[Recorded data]
┌────────
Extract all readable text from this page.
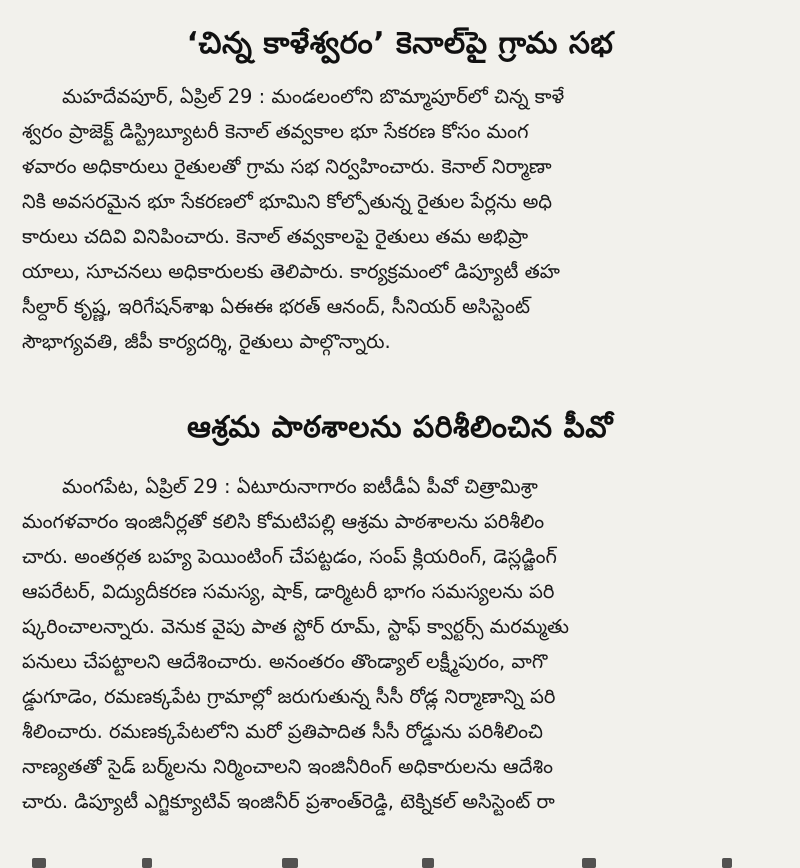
‘చిన్న కాళేశ్వరం’ కెనాల్‌పై గ్రామ సభ
మహదేవపూర్, ఏప్రిల్ 29 : మండలంలోని బొమ్మాపూర్‌లో చిన్న కాళే
శ్వరం ప్రాజెక్ట్ డిస్ట్రిబ్యూటరీ కెనాల్ తవ్వకాల భూ సేకరణ కోసం మంగ
ళవారం అధికారులు రైతులతో గ్రామ సభ నిర్వహించారు. కెనాల్ నిర్మాణా
నికి అవసరమైన భూ సేకరణలో భూమిని కోల్పోతున్న రైతుల పేర్లను అధి
కారులు చదివి వినిపించారు. కెనాల్ తవ్వకాలపై రైతులు తమ అభిప్రా
యాలు, సూచనలు అధికారులకు తెలిపారు. కార్యక్రమంలో డిప్యూటీ తహ
సీల్దార్ కృష్ణ, ఇరిగేషన్‌శాఖ ఏఈఈ భరత్ ఆనంద్, సీనియర్ అసిస్టెంట్
సౌభాగ్యవతి, జీపీ కార్యదర్శి, రైతులు పాల్గొన్నారు.
ఆశ్రమ పాఠశాలను పరిశీలించిన పీవో
మంగపేట, ఏప్రిల్ 29 : ఏటూరునాగారం ఐటీడీఏ పీవో చిత్రామిశ్రా
మంగళవారం ఇంజినీర్లతో కలిసి కోమటిపల్లి ఆశ్రమ పాఠశాలను పరిశీలిం
చారు. అంతర్గత బహ్య పెయింటింగ్ చేపట్టడం, సంప్ క్లియరింగ్, డెస్లడ్జింగ్
ఆపరేటర్, విద్యుదీకరణ సమస్య, షాక్, డార్మిటరీ భాగం సమస్యలను పరి
ష్కరించాలన్నారు. వెనుక వైపు పాత స్టోర్ రూమ్, స్టాఫ్ క్వార్టర్స్ మరమ్మతు
పనులు చేపట్టాలని ఆదేశించారు. అనంతరం తొండ్యాల్ లక్ష్మీపురం, వాగొ
డ్డుగూడెం, రమణక్కపేట గ్రామాల్లో జరుగుతున్న సీసీ రోడ్ల నిర్మాణాన్ని పరి
శీలించారు. రమణక్కపేటలోని మరో ప్రతిపాదిత సీసీ రోడ్డును పరిశీలించి
నాణ్యతతో సైడ్ బర్మ్‌లను నిర్మించాలని ఇంజినీరింగ్ అధికారులను ఆదేశిం
చారు. డిప్యూటీ ఎగ్జిక్యూటివ్ ఇంజినీర్ ప్రశాంత్‌రెడ్డి, టెక్నికల్ అసిస్టెంట్ రా
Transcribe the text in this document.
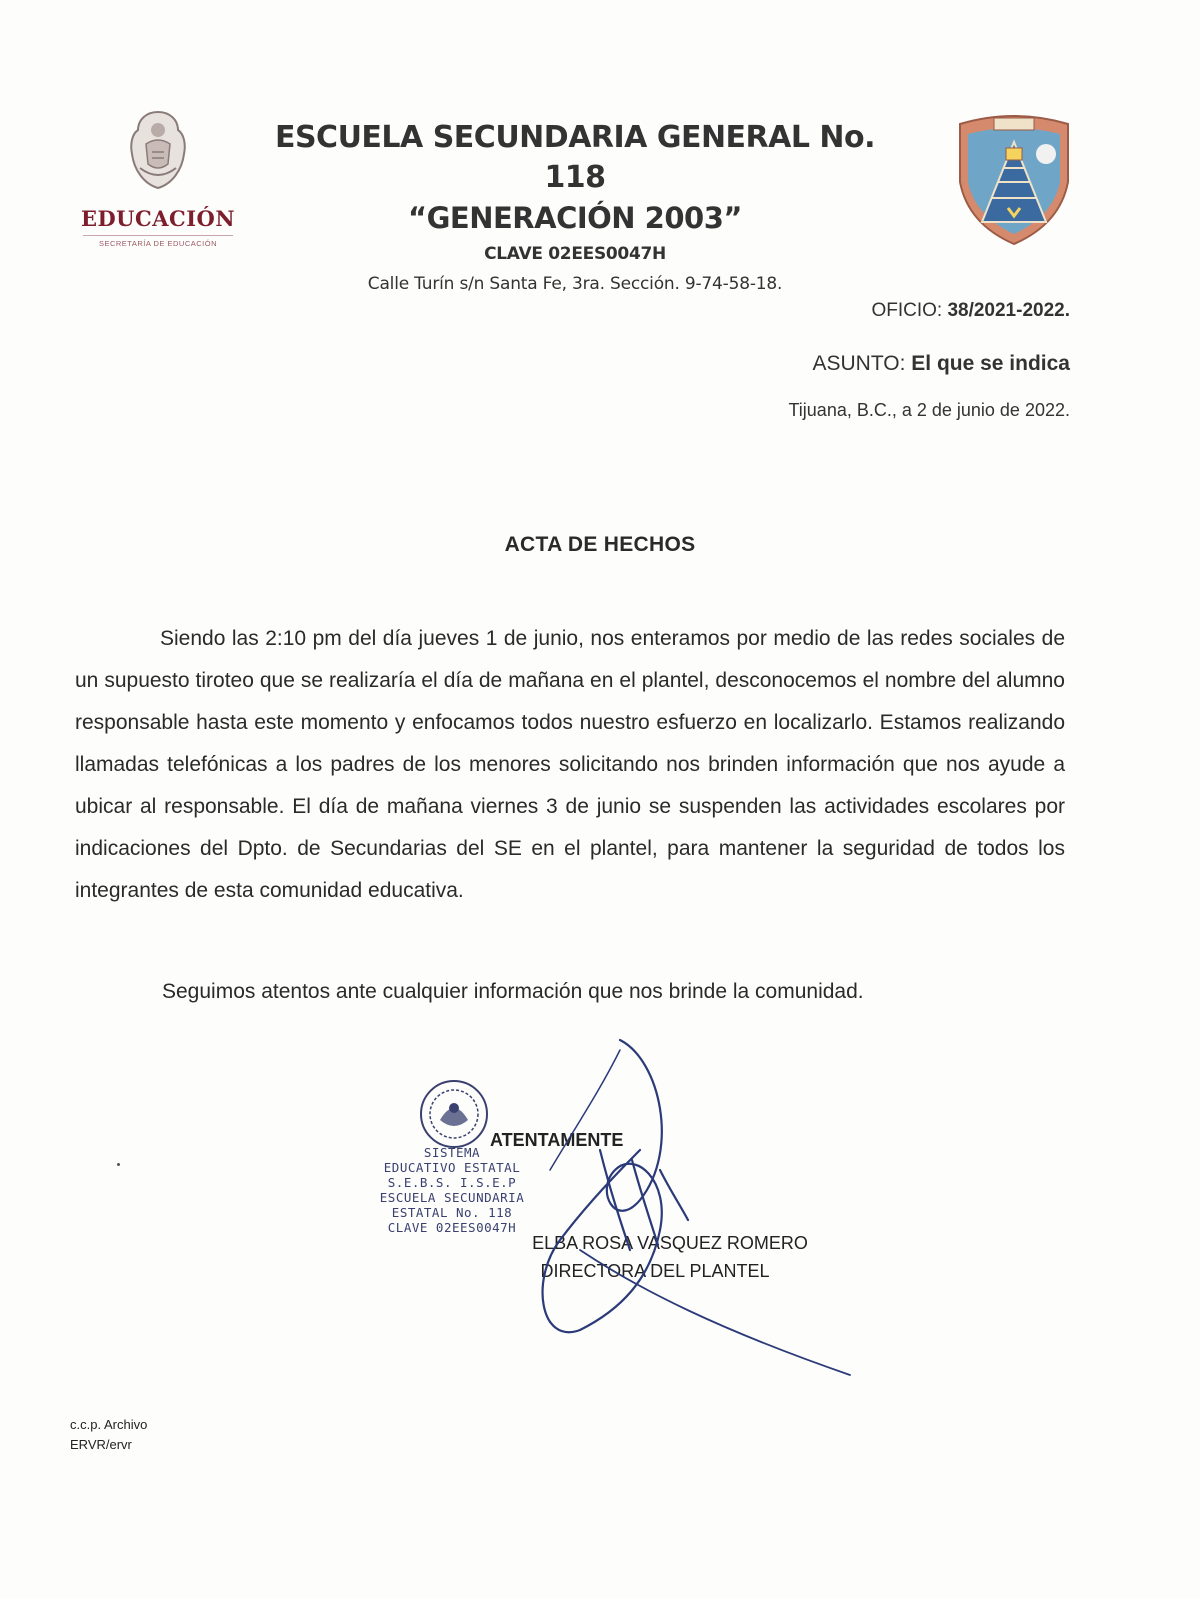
EDUCACIÓN
SECRETARÍA DE EDUCACIÓN
ESCUELA SECUNDARIA GENERAL No. 118
“GENERACIÓN 2003”
CLAVE 02EES0047H
Calle Turín s/n Santa Fe, 3ra. Sección. 9-74-58-18.
OFICIO: 38/2021-2022.
ASUNTO: El que se indica
Tijuana, B.C., a 2 de junio de 2022.
ACTA DE HECHOS
Siendo las 2:10 pm del día jueves 1 de junio, nos enteramos por medio de las redes sociales de un supuesto tiroteo que se realizaría el día de mañana en el plantel, desconocemos el nombre del alumno responsable hasta este momento y enfocamos todos nuestro esfuerzo en localizarlo. Estamos realizando llamadas telefónicas a los padres de los menores solicitando nos brinden información que nos ayude a ubicar al responsable. El día de mañana viernes 3 de junio se suspenden las actividades escolares por indicaciones del Dpto. de Secundarias del SE en el plantel, para mantener la seguridad de todos los integrantes de esta comunidad educativa.
Seguimos atentos ante cualquier información que nos brinde la comunidad.
SISTEMA
EDUCATIVO ESTATAL
S.E.B.S. I.S.E.P
ESCUELA SECUNDARIA
ESTATAL No. 118
CLAVE 02EES0047H
ATENTAMENTE
ELBA ROSA VASQUEZ ROMERO
DIRECTORA DEL PLANTEL
c.c.p. Archivo
ERVR/ervr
└────────
Extract every line above containing the word "text".

RESULT
Extract all readable text from this page.
Transcribe the text in this document.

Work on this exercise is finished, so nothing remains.